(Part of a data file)
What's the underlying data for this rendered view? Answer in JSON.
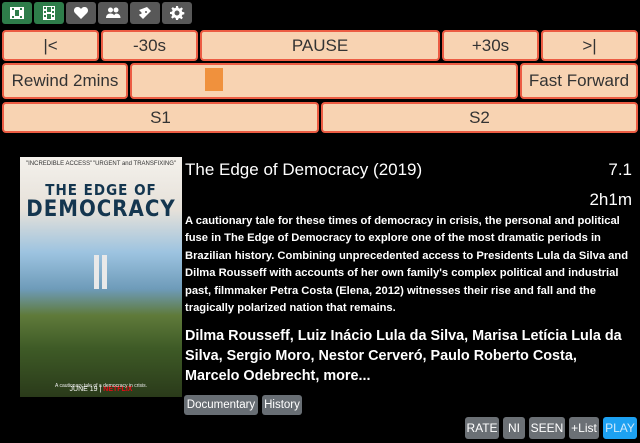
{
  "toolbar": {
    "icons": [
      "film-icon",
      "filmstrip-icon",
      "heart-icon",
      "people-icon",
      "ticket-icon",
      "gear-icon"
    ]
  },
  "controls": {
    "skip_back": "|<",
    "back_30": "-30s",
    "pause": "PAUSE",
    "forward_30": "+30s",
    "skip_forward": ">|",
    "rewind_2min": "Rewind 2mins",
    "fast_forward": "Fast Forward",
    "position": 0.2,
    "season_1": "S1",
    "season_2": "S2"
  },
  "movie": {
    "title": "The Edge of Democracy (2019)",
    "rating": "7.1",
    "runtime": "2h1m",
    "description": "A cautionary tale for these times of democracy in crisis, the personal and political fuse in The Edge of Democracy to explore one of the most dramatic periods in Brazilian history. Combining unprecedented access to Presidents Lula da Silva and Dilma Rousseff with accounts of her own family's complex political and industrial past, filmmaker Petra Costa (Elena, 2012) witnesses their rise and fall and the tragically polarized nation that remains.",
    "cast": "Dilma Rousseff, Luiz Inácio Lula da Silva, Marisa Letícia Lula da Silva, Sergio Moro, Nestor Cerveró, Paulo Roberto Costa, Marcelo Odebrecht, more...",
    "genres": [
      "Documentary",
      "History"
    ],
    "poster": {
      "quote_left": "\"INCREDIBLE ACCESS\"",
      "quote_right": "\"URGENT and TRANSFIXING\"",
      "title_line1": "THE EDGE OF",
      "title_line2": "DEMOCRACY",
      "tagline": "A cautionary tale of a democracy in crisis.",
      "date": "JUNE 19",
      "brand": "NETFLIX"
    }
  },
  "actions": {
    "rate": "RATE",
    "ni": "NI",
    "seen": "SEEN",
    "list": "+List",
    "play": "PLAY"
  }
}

__WHAT IS BEING ASKED__. Print every entry above again without changing a word, and omit the pictures.

__CORRECT RESULT__.
What's the underlying data for this rendered view? Answer in JSON.
{
  "toolbar": {
    "icons": [
      "film-icon",
      "filmstrip-icon",
      "heart-icon",
      "people-icon",
      "ticket-icon",
      "gear-icon"
    ]
  },
  "controls": {
    "skip_back": "|<",
    "back_30": "-30s",
    "pause": "PAUSE",
    "forward_30": "+30s",
    "skip_forward": ">|",
    "rewind_2min": "Rewind 2mins",
    "fast_forward": "Fast Forward",
    "position": 0.2,
    "season_1": "S1",
    "season_2": "S2"
  },
  "movie": {
    "title": "The Edge of Democracy (2019)",
    "rating": "7.1",
    "runtime": "2h1m",
    "description": "A cautionary tale for these times of democracy in crisis, the personal and political fuse in The Edge of Democracy to explore one of the most dramatic periods in Brazilian history. Combining unprecedented access to Presidents Lula da Silva and Dilma Rousseff with accounts of her own family's complex political and industrial past, filmmaker Petra Costa (Elena, 2012) witnesses their rise and fall and the tragically polarized nation that remains.",
    "cast": "Dilma Rousseff, Luiz Inácio Lula da Silva, Marisa Letícia Lula da Silva, Sergio Moro, Nestor Cerveró, Paulo Roberto Costa, Marcelo Odebrecht, more...",
    "genres": [
      "Documentary",
      "History"
    ],
    "poster": {
      "quote_left": "\"INCREDIBLE ACCESS\"",
      "quote_right": "\"URGENT and TRANSFIXING\"",
      "title_line1": "THE EDGE OF",
      "title_line2": "DEMOCRACY",
      "tagline": "A cautionary tale of a democracy in crisis.",
      "date": "JUNE 19",
      "brand": "NETFLIX"
    }
  },
  "actions": {
    "rate": "RATE",
    "ni": "NI",
    "seen": "SEEN",
    "list": "+List",
    "play": "PLAY"
  }
}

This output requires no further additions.